## THE TASK
The records underneath are to be repeated exactly, with the pictures left out.

## RECORDS FOR THE TASK
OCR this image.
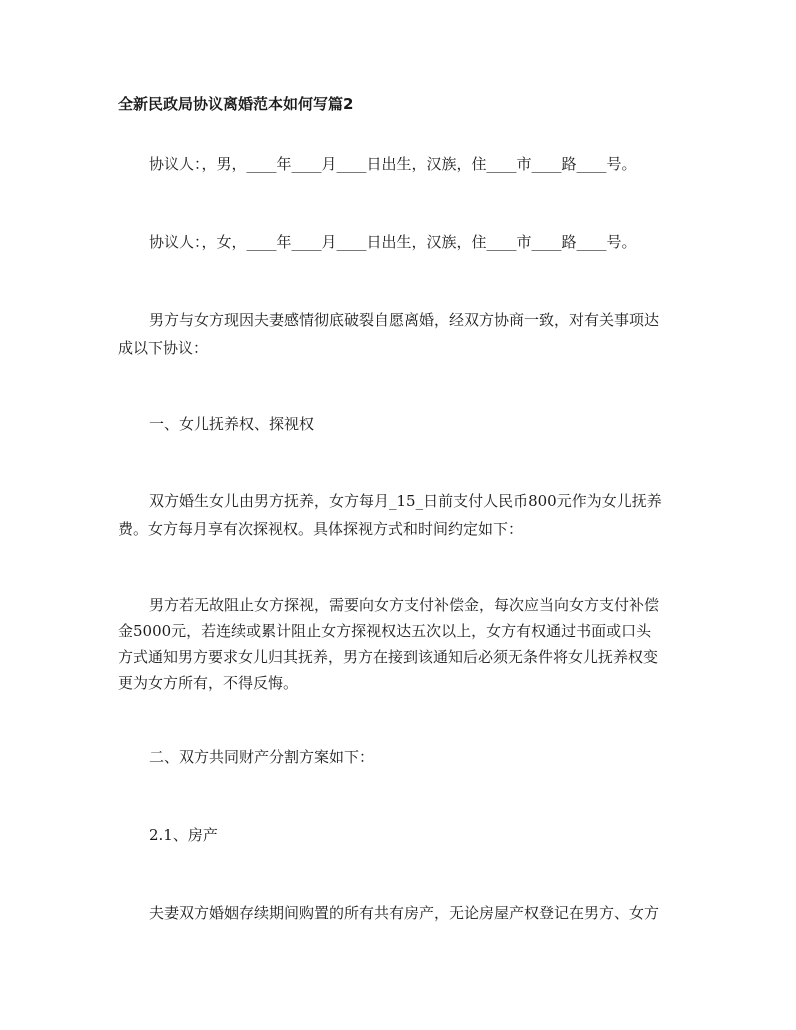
全新民政局协议离婚范本如何写篇2

协议人：，男，____年____月____日出生，汉族，住____市____路____号。

协议人：，女，____年____月____日出生，汉族，住____市____路____号。

男方与女方现因夫妻感情彻底破裂自愿离婚，经双方协商一致，对有关事项达

成以下协议：

一、女儿抚养权、探视权

双方婚生女儿由男方抚养，女方每月_15_日前支付人民币800元作为女儿抚养

费。女方每月享有次探视权。具体探视方式和时间约定如下：

男方若无故阻止女方探视，需要向女方支付补偿金，每次应当向女方支付补偿

金5000元，若连续或累计阻止女方探视权达五次以上，女方有权通过书面或口头

方式通知男方要求女儿归其抚养，男方在接到该通知后必须无条件将女儿抚养权变

更为女方所有，不得反悔。

二、双方共同财产分割方案如下：

2.1、房产

夫妻双方婚姻存续期间购置的所有共有房产，无论房屋产权登记在男方、女方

## SOLUTION FOR THIS PROBLEM
OCR this image.
全新民政局协议离婚范本如何写篇2

协议人：，男，____年____月____日出生，汉族，住____市____路____号。

协议人：，女，____年____月____日出生，汉族，住____市____路____号。

男方与女方现因夫妻感情彻底破裂自愿离婚，经双方协商一致，对有关事项达

成以下协议：

一、女儿抚养权、探视权

双方婚生女儿由男方抚养，女方每月_15_日前支付人民币800元作为女儿抚养

费。女方每月享有次探视权。具体探视方式和时间约定如下：

男方若无故阻止女方探视，需要向女方支付补偿金，每次应当向女方支付补偿

金5000元，若连续或累计阻止女方探视权达五次以上，女方有权通过书面或口头

方式通知男方要求女儿归其抚养，男方在接到该通知后必须无条件将女儿抚养权变

更为女方所有，不得反悔。

二、双方共同财产分割方案如下：

2.1、房产

夫妻双方婚姻存续期间购置的所有共有房产，无论房屋产权登记在男方、女方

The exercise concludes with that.